__EXCERPTED RECORDS__
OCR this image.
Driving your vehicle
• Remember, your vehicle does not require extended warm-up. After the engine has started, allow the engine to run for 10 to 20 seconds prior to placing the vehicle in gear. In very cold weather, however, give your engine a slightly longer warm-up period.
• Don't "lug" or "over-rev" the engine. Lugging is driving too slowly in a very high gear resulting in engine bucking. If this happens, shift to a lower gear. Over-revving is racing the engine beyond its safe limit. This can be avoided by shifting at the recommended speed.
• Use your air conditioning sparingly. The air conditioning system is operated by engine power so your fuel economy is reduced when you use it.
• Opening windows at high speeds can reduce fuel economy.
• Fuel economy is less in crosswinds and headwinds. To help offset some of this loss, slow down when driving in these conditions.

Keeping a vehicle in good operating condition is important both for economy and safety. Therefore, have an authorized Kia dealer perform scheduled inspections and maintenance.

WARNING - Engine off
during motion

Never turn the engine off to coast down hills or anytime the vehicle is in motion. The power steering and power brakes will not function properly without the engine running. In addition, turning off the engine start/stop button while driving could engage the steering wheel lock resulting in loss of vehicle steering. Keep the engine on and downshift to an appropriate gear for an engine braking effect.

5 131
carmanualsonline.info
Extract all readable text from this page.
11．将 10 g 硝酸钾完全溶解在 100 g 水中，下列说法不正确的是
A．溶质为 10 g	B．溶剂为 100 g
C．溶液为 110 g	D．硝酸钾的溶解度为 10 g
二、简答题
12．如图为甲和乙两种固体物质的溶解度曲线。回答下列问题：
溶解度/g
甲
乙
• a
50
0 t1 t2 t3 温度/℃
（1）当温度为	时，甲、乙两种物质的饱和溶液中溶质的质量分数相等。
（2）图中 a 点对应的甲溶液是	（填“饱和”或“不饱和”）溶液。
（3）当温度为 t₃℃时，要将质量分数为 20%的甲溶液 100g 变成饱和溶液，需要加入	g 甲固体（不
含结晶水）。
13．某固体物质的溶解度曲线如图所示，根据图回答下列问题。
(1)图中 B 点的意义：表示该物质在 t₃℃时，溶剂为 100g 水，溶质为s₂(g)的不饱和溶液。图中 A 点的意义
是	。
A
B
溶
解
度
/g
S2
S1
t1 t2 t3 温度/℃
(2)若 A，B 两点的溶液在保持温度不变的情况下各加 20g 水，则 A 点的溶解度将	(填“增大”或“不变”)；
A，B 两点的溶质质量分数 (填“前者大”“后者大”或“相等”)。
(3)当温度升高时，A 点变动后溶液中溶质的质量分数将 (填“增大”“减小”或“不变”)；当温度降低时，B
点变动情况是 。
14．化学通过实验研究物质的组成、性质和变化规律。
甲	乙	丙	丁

__YOUR GOAL__
Read the entries and select each line where the word "motion" is found.

__THE RESULT__
during motion
Never turn the engine off to coast down hills or anytime the vehicle is in motion. The power steering and power brakes will not function properly without the engine running. In addition, turning off the engine start/stop button while driving could engage the steering wheel lock resulting in loss of vehicle steering. Keep the engine on and downshift to an appropriate gear for an engine braking effect.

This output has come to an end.